%%

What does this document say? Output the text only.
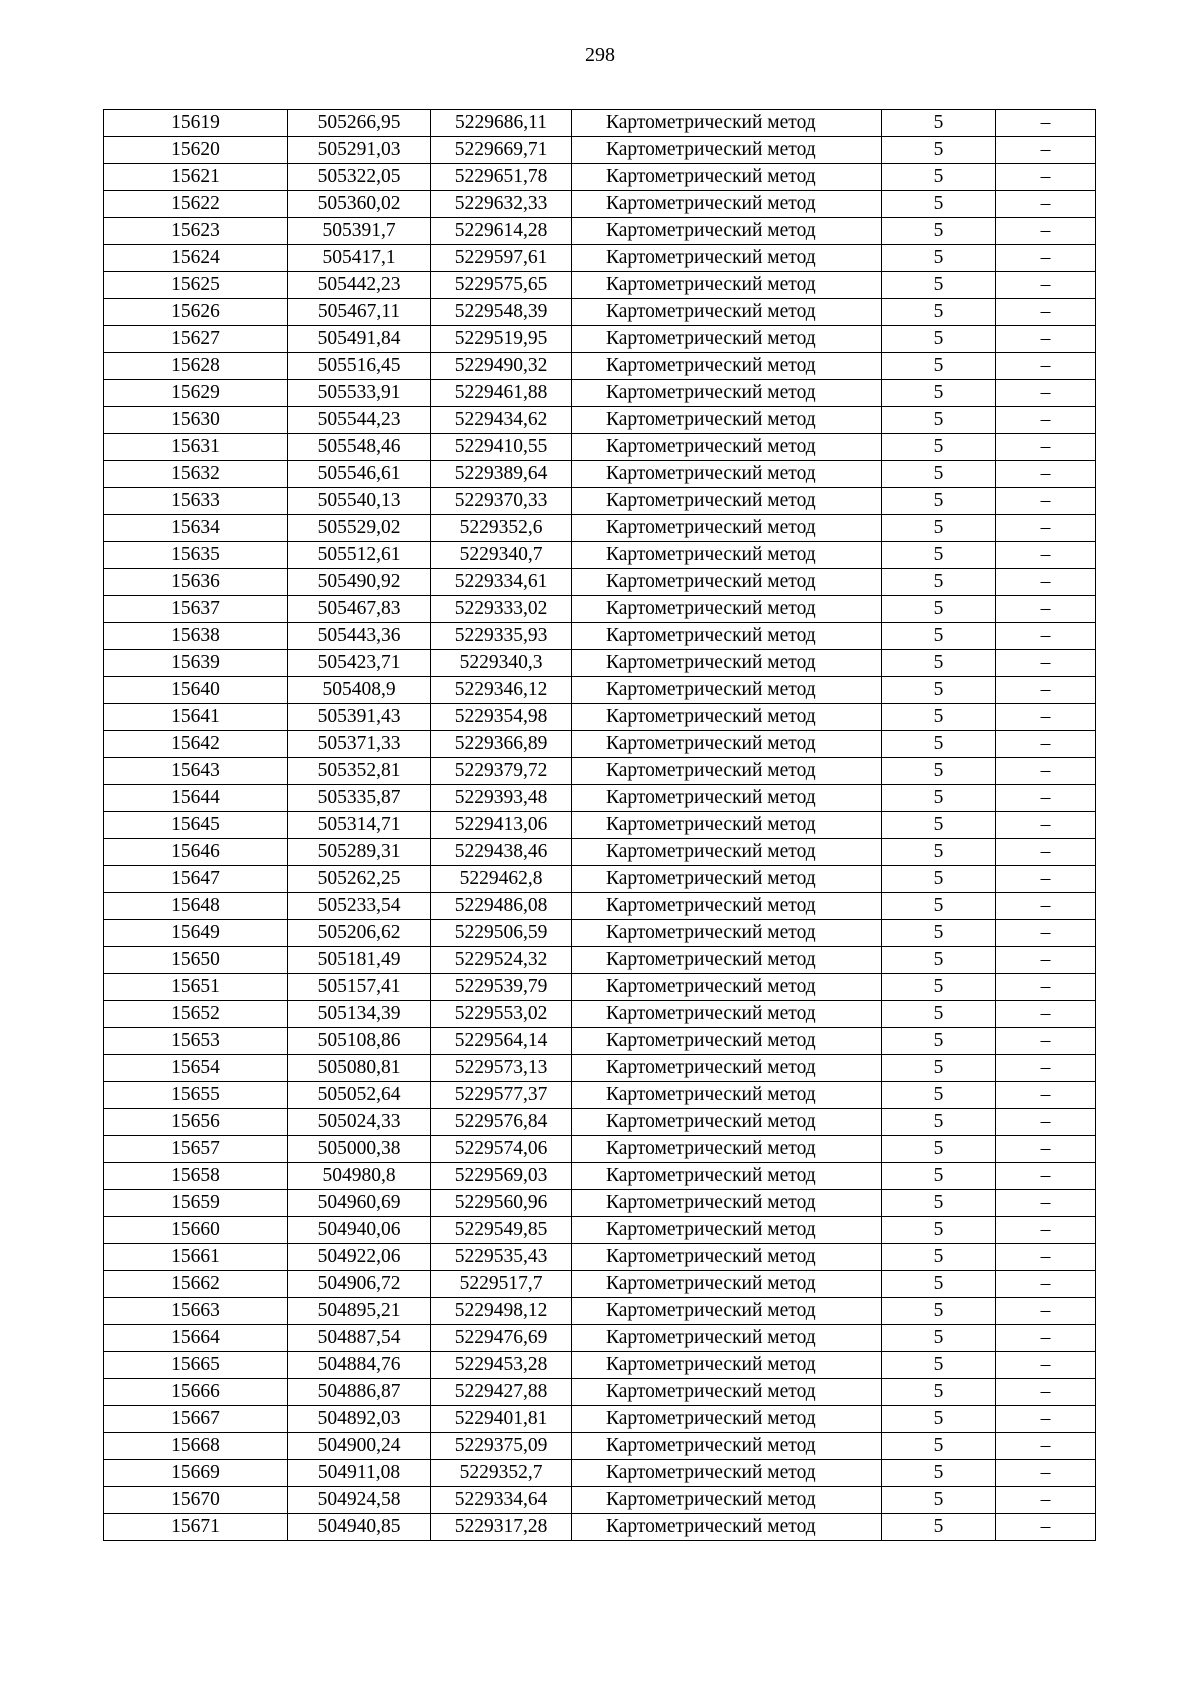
298
15619	505266,95	5229686,11	Картометрический метод	5	–
15620	505291,03	5229669,71	Картометрический метод	5	–
15621	505322,05	5229651,78	Картометрический метод	5	–
15622	505360,02	5229632,33	Картометрический метод	5	–
15623	505391,7	5229614,28	Картометрический метод	5	–
15624	505417,1	5229597,61	Картометрический метод	5	–
15625	505442,23	5229575,65	Картометрический метод	5	–
15626	505467,11	5229548,39	Картометрический метод	5	–
15627	505491,84	5229519,95	Картометрический метод	5	–
15628	505516,45	5229490,32	Картометрический метод	5	–
15629	505533,91	5229461,88	Картометрический метод	5	–
15630	505544,23	5229434,62	Картометрический метод	5	–
15631	505548,46	5229410,55	Картометрический метод	5	–
15632	505546,61	5229389,64	Картометрический метод	5	–
15633	505540,13	5229370,33	Картометрический метод	5	–
15634	505529,02	5229352,6	Картометрический метод	5	–
15635	505512,61	5229340,7	Картометрический метод	5	–
15636	505490,92	5229334,61	Картометрический метод	5	–
15637	505467,83	5229333,02	Картометрический метод	5	–
15638	505443,36	5229335,93	Картометрический метод	5	–
15639	505423,71	5229340,3	Картометрический метод	5	–
15640	505408,9	5229346,12	Картометрический метод	5	–
15641	505391,43	5229354,98	Картометрический метод	5	–
15642	505371,33	5229366,89	Картометрический метод	5	–
15643	505352,81	5229379,72	Картометрический метод	5	–
15644	505335,87	5229393,48	Картометрический метод	5	–
15645	505314,71	5229413,06	Картометрический метод	5	–
15646	505289,31	5229438,46	Картометрический метод	5	–
15647	505262,25	5229462,8	Картометрический метод	5	–
15648	505233,54	5229486,08	Картометрический метод	5	–
15649	505206,62	5229506,59	Картометрический метод	5	–
15650	505181,49	5229524,32	Картометрический метод	5	–
15651	505157,41	5229539,79	Картометрический метод	5	–
15652	505134,39	5229553,02	Картометрический метод	5	–
15653	505108,86	5229564,14	Картометрический метод	5	–
15654	505080,81	5229573,13	Картометрический метод	5	–
15655	505052,64	5229577,37	Картометрический метод	5	–
15656	505024,33	5229576,84	Картометрический метод	5	–
15657	505000,38	5229574,06	Картометрический метод	5	–
15658	504980,8	5229569,03	Картометрический метод	5	–
15659	504960,69	5229560,96	Картометрический метод	5	–
15660	504940,06	5229549,85	Картометрический метод	5	–
15661	504922,06	5229535,43	Картометрический метод	5	–
15662	504906,72	5229517,7	Картометрический метод	5	–
15663	504895,21	5229498,12	Картометрический метод	5	–
15664	504887,54	5229476,69	Картометрический метод	5	–
15665	504884,76	5229453,28	Картометрический метод	5	–
15666	504886,87	5229427,88	Картометрический метод	5	–
15667	504892,03	5229401,81	Картометрический метод	5	–
15668	504900,24	5229375,09	Картометрический метод	5	–
15669	504911,08	5229352,7	Картометрический метод	5	–
15670	504924,58	5229334,64	Картометрический метод	5	–
15671	504940,85	5229317,28	Картометрический метод	5	–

%%

Objective:
Transcribe each entry above exactly, apart from the pictures.

Response:
What does this document say? Output the text only.
298
15619	505266,95	5229686,11	Картометрический метод	5	–
15620	505291,03	5229669,71	Картометрический метод	5	–
15621	505322,05	5229651,78	Картометрический метод	5	–
15622	505360,02	5229632,33	Картометрический метод	5	–
15623	505391,7	5229614,28	Картометрический метод	5	–
15624	505417,1	5229597,61	Картометрический метод	5	–
15625	505442,23	5229575,65	Картометрический метод	5	–
15626	505467,11	5229548,39	Картометрический метод	5	–
15627	505491,84	5229519,95	Картометрический метод	5	–
15628	505516,45	5229490,32	Картометрический метод	5	–
15629	505533,91	5229461,88	Картометрический метод	5	–
15630	505544,23	5229434,62	Картометрический метод	5	–
15631	505548,46	5229410,55	Картометрический метод	5	–
15632	505546,61	5229389,64	Картометрический метод	5	–
15633	505540,13	5229370,33	Картометрический метод	5	–
15634	505529,02	5229352,6	Картометрический метод	5	–
15635	505512,61	5229340,7	Картометрический метод	5	–
15636	505490,92	5229334,61	Картометрический метод	5	–
15637	505467,83	5229333,02	Картометрический метод	5	–
15638	505443,36	5229335,93	Картометрический метод	5	–
15639	505423,71	5229340,3	Картометрический метод	5	–
15640	505408,9	5229346,12	Картометрический метод	5	–
15641	505391,43	5229354,98	Картометрический метод	5	–
15642	505371,33	5229366,89	Картометрический метод	5	–
15643	505352,81	5229379,72	Картометрический метод	5	–
15644	505335,87	5229393,48	Картометрический метод	5	–
15645	505314,71	5229413,06	Картометрический метод	5	–
15646	505289,31	5229438,46	Картометрический метод	5	–
15647	505262,25	5229462,8	Картометрический метод	5	–
15648	505233,54	5229486,08	Картометрический метод	5	–
15649	505206,62	5229506,59	Картометрический метод	5	–
15650	505181,49	5229524,32	Картометрический метод	5	–
15651	505157,41	5229539,79	Картометрический метод	5	–
15652	505134,39	5229553,02	Картометрический метод	5	–
15653	505108,86	5229564,14	Картометрический метод	5	–
15654	505080,81	5229573,13	Картометрический метод	5	–
15655	505052,64	5229577,37	Картометрический метод	5	–
15656	505024,33	5229576,84	Картометрический метод	5	–
15657	505000,38	5229574,06	Картометрический метод	5	–
15658	504980,8	5229569,03	Картометрический метод	5	–
15659	504960,69	5229560,96	Картометрический метод	5	–
15660	504940,06	5229549,85	Картометрический метод	5	–
15661	504922,06	5229535,43	Картометрический метод	5	–
15662	504906,72	5229517,7	Картометрический метод	5	–
15663	504895,21	5229498,12	Картометрический метод	5	–
15664	504887,54	5229476,69	Картометрический метод	5	–
15665	504884,76	5229453,28	Картометрический метод	5	–
15666	504886,87	5229427,88	Картометрический метод	5	–
15667	504892,03	5229401,81	Картометрический метод	5	–
15668	504900,24	5229375,09	Картометрический метод	5	–
15669	504911,08	5229352,7	Картометрический метод	5	–
15670	504924,58	5229334,64	Картометрический метод	5	–
15671	504940,85	5229317,28	Картометрический метод	5	–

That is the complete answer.